TASK DIRECTIONS -
Go through the entries below and retype them exactly, omitting each picture.

● ● ● ●

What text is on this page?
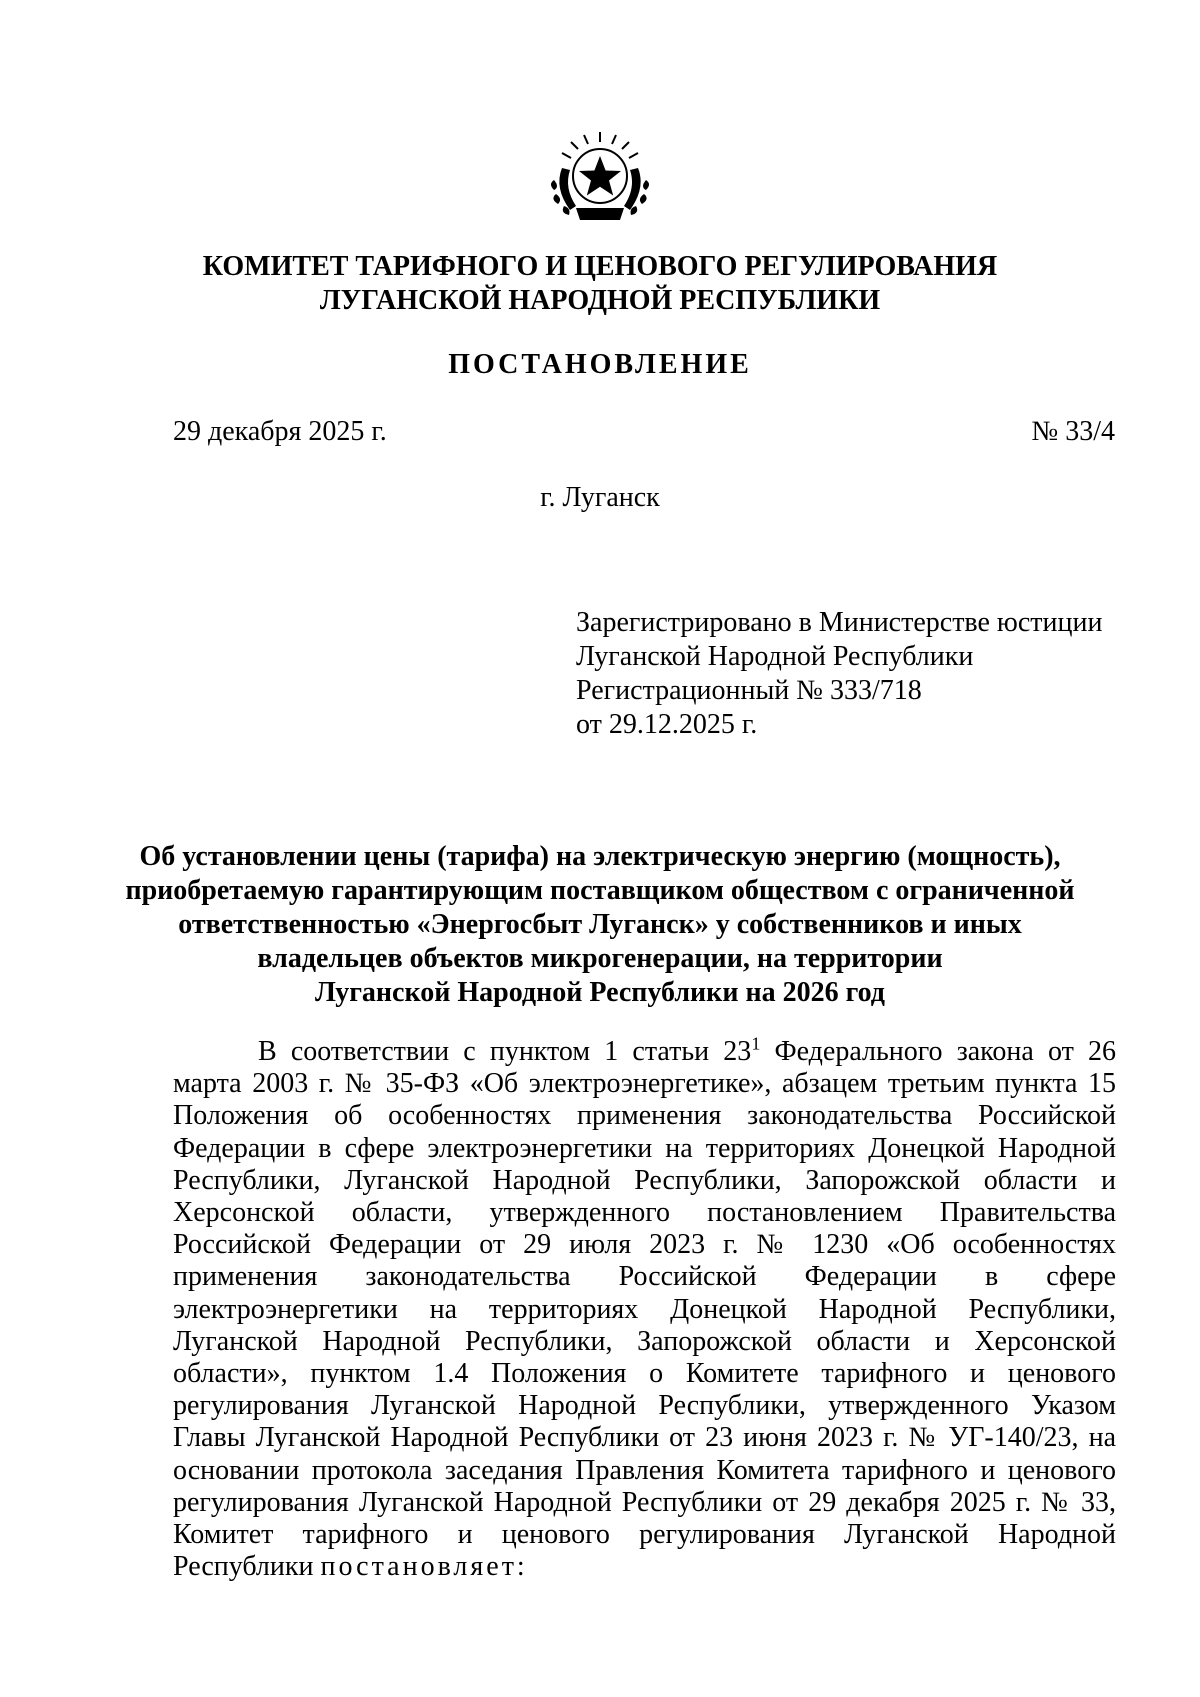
КОМИТЕТ ТАРИФНОГО И ЦЕНОВОГО РЕГУЛИРОВАНИЯ
ЛУГАНСКОЙ НАРОДНОЙ РЕСПУБЛИКИ
ПОСТАНОВЛЕНИЕ
29 декабря 2025 г.	№ 33/4
г. Луганск
Зарегистрировано в Министерстве юстиции
Луганской Народной Республики
Регистрационный № 333/718
от 29.12.2025 г.
Об установлении цены (тарифа) на электрическую энергию (мощность),
приобретаемую гарантирующим поставщиком обществом с ограниченной
ответственностью «Энергосбыт Луганск» у собственников и иных
владельцев объектов микрогенерации, на территории
Луганской Народной Республики на 2026 год
В соответствии с пунктом 1 статьи $23^1$ Федерального закона от 26 марта 2003 г. № 35-ФЗ «Об электроэнергетике», абзацем третьим пункта 15 Положения об особенностях применения законодательства Российской Федерации в сфере электроэнергетики на территориях Донецкой Народной Республики, Луганской Народной Республики, Запорожской области и Херсонской области, утвержденного постановлением Правительства Российской Федерации от 29 июля 2023 г. № 1230 «Об особенностях применения законодательства Российской Федерации в сфере электроэнергетики на территориях Донецкой Народной Республики, Луганской Народной Республики, Запорожской области и Херсонской области», пунктом 1.4 Положения о Комитете тарифного и ценового регулирования Луганской Народной Республики, утвержденного Указом Главы Луганской Народной Республики от 23 июня 2023 г. № УГ-140/23, на основании протокола заседания Правления Комитета тарифного и ценового регулирования Луганской Народной Республики от 29 декабря 2025 г. № 33, Комитет тарифного и ценового регулирования Луганской Народной Республики постановляет:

● ● ● ●

REPLY -
What text is on this page?
КОМИТЕТ ТАРИФНОГО И ЦЕНОВОГО РЕГУЛИРОВАНИЯ
ЛУГАНСКОЙ НАРОДНОЙ РЕСПУБЛИКИ
ПОСТАНОВЛЕНИЕ
29 декабря 2025 г.	№ 33/4
г. Луганск
Зарегистрировано в Министерстве юстиции
Луганской Народной Республики
Регистрационный № 333/718
от 29.12.2025 г.
Об установлении цены (тарифа) на электрическую энергию (мощность),
приобретаемую гарантирующим поставщиком обществом с ограниченной
ответственностью «Энергосбыт Луганск» у собственников и иных
владельцев объектов микрогенерации, на территории
Луганской Народной Республики на 2026 год
В соответствии с пунктом 1 статьи $23^1$ Федерального закона от 26 марта 2003 г. № 35-ФЗ «Об электроэнергетике», абзацем третьим пункта 15 Положения об особенностях применения законодательства Российской Федерации в сфере электроэнергетики на территориях Донецкой Народной Республики, Луганской Народной Республики, Запорожской области и Херсонской области, утвержденного постановлением Правительства Российской Федерации от 29 июля 2023 г. № 1230 «Об особенностях применения законодательства Российской Федерации в сфере электроэнергетики на территориях Донецкой Народной Республики, Луганской Народной Республики, Запорожской области и Херсонской области», пунктом 1.4 Положения о Комитете тарифного и ценового регулирования Луганской Народной Республики, утвержденного Указом Главы Луганской Народной Республики от 23 июня 2023 г. № УГ-140/23, на основании протокола заседания Правления Комитета тарифного и ценового регулирования Луганской Народной Республики от 29 декабря 2025 г. № 33, Комитет тарифного и ценового регулирования Луганской Народной Республики постановляет:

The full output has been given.